=== Set exercise ===
Please give the data below again in full, exactly as it stands.

=== Exercise material ===
• • • • •

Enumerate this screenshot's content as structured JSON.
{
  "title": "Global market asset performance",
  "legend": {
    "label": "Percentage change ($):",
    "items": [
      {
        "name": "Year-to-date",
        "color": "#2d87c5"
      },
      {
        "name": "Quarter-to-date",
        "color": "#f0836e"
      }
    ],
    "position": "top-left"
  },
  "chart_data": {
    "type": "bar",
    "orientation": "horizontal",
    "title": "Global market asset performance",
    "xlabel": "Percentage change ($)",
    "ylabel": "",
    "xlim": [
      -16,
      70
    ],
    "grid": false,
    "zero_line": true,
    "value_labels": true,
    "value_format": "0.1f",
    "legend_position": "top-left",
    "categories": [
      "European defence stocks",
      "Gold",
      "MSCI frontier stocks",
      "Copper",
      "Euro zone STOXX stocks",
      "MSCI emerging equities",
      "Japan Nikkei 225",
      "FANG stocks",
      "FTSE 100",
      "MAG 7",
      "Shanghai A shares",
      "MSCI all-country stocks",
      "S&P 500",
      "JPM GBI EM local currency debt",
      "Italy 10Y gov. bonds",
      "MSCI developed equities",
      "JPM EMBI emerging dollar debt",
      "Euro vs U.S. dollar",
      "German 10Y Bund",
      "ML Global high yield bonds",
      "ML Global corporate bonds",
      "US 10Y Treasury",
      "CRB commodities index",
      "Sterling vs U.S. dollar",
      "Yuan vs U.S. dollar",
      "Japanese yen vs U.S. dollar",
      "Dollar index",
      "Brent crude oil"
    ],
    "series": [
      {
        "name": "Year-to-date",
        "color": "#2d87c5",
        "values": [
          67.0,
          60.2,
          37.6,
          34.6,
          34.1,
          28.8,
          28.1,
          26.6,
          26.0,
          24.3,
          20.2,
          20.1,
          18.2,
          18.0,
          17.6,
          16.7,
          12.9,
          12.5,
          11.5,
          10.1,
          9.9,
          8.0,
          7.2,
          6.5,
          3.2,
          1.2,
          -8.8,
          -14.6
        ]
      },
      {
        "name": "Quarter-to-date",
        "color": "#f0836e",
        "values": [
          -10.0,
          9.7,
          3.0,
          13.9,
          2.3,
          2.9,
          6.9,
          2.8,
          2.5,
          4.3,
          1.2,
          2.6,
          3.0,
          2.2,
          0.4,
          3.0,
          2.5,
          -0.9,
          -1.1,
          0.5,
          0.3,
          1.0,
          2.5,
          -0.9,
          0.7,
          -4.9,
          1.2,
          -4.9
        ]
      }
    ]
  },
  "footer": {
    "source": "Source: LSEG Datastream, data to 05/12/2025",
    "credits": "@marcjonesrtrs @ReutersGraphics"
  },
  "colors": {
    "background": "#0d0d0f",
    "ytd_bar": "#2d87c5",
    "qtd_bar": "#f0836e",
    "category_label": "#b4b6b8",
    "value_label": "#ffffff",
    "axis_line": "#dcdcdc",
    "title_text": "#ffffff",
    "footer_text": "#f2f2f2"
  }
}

• • • • •

=== Right answer ===
Enumerate this screenshot's content as structured JSON.
{
  "title": "Global market asset performance",
  "legend": {
    "label": "Percentage change ($):",
    "items": [
      {
        "name": "Year-to-date",
        "color": "#2d87c5"
      },
      {
        "name": "Quarter-to-date",
        "color": "#f0836e"
      }
    ],
    "position": "top-left"
  },
  "chart_data": {
    "type": "bar",
    "orientation": "horizontal",
    "title": "Global market asset performance",
    "xlabel": "Percentage change ($)",
    "ylabel": "",
    "xlim": [
      -16,
      70
    ],
    "grid": false,
    "zero_line": true,
    "value_labels": true,
    "value_format": "0.1f",
    "legend_position": "top-left",
    "categories": [
      "European defence stocks",
      "Gold",
      "MSCI frontier stocks",
      "Copper",
      "Euro zone STOXX stocks",
      "MSCI emerging equities",
      "Japan Nikkei 225",
      "FANG stocks",
      "FTSE 100",
      "MAG 7",
      "Shanghai A shares",
      "MSCI all-country stocks",
      "S&P 500",
      "JPM GBI EM local currency debt",
      "Italy 10Y gov. bonds",
      "MSCI developed equities",
      "JPM EMBI emerging dollar debt",
      "Euro vs U.S. dollar",
      "German 10Y Bund",
      "ML Global high yield bonds",
      "ML Global corporate bonds",
      "US 10Y Treasury",
      "CRB commodities index",
      "Sterling vs U.S. dollar",
      "Yuan vs U.S. dollar",
      "Japanese yen vs U.S. dollar",
      "Dollar index",
      "Brent crude oil"
    ],
    "series": [
      {
        "name": "Year-to-date",
        "color": "#2d87c5",
        "values": [
          67.0,
          60.2,
          37.6,
          34.6,
          34.1,
          28.8,
          28.1,
          26.6,
          26.0,
          24.3,
          20.2,
          20.1,
          18.2,
          18.0,
          17.6,
          16.7,
          12.9,
          12.5,
          11.5,
          10.1,
          9.9,
          8.0,
          7.2,
          6.5,
          3.2,
          1.2,
          -8.8,
          -14.6
        ]
      },
      {
        "name": "Quarter-to-date",
        "color": "#f0836e",
        "values": [
          -10.0,
          9.7,
          3.0,
          13.9,
          2.3,
          2.9,
          6.9,
          2.8,
          2.5,
          4.3,
          1.2,
          2.6,
          3.0,
          2.2,
          0.4,
          3.0,
          2.5,
          -0.9,
          -1.1,
          0.5,
          0.3,
          1.0,
          2.5,
          -0.9,
          0.7,
          -4.9,
          1.2,
          -4.9
        ]
      }
    ]
  },
  "footer": {
    "source": "Source: LSEG Datastream, data to 05/12/2025",
    "credits": "@marcjonesrtrs @ReutersGraphics"
  },
  "colors": {
    "background": "#0d0d0f",
    "ytd_bar": "#2d87c5",
    "qtd_bar": "#f0836e",
    "category_label": "#b4b6b8",
    "value_label": "#ffffff",
    "axis_line": "#dcdcdc",
    "title_text": "#ffffff",
    "footer_text": "#f2f2f2"
  }
}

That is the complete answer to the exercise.